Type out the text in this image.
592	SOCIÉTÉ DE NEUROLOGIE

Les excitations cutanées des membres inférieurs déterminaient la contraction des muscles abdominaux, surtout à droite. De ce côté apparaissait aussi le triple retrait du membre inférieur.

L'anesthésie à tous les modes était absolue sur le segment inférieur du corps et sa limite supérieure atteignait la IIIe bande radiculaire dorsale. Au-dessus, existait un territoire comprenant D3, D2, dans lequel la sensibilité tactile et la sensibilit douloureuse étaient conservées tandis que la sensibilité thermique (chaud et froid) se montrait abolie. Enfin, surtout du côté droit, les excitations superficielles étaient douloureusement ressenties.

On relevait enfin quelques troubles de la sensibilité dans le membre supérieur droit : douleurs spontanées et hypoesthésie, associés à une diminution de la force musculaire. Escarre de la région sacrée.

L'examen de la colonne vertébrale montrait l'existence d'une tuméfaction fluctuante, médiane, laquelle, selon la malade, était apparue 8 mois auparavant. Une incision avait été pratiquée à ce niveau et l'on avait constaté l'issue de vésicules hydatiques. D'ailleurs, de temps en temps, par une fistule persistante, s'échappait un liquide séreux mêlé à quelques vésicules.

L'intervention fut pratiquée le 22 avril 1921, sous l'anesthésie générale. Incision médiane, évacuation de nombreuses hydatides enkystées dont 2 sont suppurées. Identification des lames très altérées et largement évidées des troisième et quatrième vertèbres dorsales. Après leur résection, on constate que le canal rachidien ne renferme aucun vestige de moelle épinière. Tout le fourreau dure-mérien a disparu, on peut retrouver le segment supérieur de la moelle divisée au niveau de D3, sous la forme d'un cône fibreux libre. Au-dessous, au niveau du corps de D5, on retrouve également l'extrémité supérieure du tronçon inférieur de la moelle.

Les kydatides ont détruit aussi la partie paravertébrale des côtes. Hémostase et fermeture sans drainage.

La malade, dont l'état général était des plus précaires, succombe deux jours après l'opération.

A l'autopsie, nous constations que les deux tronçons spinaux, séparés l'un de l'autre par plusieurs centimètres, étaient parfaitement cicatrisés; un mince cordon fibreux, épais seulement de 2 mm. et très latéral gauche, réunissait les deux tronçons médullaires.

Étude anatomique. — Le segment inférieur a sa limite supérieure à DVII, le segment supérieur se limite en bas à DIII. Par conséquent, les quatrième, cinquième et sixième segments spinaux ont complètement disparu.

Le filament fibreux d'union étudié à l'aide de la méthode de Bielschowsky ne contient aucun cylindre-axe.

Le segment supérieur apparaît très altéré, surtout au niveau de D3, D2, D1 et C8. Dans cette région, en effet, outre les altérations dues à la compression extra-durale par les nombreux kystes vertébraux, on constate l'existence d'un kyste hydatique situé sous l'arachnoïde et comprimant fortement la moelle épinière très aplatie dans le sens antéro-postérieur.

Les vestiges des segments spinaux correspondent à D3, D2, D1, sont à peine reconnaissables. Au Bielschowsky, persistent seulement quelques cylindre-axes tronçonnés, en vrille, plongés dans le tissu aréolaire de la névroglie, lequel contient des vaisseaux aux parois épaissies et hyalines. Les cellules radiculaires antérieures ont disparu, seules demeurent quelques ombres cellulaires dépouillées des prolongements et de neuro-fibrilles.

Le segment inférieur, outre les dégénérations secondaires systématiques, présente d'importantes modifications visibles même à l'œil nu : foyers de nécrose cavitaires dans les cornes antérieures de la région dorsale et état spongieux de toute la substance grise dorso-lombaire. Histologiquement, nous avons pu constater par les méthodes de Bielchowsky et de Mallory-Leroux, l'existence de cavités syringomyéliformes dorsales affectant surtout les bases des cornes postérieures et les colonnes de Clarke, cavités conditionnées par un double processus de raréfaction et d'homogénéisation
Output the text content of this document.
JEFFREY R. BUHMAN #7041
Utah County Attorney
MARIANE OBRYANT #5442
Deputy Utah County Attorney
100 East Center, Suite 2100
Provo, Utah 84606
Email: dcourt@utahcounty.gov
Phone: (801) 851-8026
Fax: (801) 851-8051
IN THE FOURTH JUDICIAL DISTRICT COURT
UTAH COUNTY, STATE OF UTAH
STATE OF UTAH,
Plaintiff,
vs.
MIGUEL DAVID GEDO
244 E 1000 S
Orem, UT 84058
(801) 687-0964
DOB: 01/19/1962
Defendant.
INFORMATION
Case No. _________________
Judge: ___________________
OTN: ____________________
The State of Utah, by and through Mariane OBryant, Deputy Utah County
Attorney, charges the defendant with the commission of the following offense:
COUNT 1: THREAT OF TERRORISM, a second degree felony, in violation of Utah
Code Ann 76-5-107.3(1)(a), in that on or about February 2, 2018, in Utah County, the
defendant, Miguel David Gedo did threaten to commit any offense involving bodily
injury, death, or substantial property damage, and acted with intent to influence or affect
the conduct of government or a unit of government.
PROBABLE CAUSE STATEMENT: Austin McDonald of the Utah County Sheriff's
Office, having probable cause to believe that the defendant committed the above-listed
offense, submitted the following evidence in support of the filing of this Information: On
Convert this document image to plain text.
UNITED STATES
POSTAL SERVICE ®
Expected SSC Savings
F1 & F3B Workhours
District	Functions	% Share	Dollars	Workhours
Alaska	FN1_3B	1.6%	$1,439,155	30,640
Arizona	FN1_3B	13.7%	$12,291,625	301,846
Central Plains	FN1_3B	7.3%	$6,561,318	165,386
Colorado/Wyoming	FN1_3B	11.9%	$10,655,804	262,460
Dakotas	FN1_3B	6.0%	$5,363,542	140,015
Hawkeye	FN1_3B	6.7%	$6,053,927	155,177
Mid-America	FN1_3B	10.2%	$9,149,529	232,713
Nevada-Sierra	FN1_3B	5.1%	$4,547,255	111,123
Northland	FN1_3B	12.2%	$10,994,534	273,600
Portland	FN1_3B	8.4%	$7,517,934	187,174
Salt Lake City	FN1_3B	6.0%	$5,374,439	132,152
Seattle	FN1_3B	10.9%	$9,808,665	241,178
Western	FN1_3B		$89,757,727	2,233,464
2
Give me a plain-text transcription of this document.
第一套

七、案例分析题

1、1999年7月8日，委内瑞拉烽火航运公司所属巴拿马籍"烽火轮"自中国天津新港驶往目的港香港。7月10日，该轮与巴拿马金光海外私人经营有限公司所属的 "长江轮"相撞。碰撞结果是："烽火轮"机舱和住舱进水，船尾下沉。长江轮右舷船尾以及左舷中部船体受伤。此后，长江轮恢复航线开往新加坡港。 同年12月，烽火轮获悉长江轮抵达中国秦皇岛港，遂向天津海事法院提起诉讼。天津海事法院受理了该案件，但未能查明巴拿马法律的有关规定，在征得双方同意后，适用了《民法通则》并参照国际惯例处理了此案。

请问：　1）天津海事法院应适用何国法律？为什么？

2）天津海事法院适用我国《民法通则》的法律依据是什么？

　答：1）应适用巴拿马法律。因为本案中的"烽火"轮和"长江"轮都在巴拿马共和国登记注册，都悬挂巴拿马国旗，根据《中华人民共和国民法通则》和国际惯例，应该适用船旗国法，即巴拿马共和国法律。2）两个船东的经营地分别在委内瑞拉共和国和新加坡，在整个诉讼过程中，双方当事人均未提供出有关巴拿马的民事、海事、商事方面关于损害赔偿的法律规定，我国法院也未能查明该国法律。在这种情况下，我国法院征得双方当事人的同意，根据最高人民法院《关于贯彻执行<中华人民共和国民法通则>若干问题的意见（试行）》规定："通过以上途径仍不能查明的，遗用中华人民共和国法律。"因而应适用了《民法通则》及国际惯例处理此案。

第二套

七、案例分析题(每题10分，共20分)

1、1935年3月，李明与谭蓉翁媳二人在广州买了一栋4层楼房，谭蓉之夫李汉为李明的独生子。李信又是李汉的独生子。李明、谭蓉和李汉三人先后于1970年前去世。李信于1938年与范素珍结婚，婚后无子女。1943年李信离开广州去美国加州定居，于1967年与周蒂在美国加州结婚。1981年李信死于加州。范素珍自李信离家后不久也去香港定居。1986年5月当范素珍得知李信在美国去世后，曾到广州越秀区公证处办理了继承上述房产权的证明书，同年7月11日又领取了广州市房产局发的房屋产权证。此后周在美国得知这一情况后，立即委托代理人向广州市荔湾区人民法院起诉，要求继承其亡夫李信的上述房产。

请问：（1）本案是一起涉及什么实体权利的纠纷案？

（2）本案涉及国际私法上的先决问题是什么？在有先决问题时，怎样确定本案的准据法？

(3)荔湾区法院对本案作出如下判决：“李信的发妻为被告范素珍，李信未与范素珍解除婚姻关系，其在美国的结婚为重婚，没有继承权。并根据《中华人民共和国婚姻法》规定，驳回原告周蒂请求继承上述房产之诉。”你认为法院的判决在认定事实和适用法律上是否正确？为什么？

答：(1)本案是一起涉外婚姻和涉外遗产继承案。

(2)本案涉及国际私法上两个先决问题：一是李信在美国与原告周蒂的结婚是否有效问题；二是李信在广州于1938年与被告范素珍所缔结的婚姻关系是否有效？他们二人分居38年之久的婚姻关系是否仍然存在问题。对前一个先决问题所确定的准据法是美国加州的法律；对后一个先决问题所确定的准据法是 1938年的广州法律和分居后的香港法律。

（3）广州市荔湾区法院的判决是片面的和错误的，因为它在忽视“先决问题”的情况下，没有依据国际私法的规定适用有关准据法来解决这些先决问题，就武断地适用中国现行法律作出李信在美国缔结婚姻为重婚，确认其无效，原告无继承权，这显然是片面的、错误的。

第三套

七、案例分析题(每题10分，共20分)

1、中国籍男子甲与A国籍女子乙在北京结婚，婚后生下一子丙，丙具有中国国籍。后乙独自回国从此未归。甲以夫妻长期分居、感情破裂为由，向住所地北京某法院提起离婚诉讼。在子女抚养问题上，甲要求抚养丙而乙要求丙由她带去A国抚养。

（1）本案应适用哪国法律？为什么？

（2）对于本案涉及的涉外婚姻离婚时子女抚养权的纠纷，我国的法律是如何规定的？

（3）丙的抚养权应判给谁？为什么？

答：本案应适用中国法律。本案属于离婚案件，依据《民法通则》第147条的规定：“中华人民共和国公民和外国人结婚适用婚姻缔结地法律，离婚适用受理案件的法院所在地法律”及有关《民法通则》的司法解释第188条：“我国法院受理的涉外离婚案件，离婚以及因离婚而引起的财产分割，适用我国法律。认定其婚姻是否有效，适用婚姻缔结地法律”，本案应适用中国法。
====
● PROBLEM DESCRIPTION
Write the number of lines containing the word "this" and nothing besides it.

● FINAL RESULT
5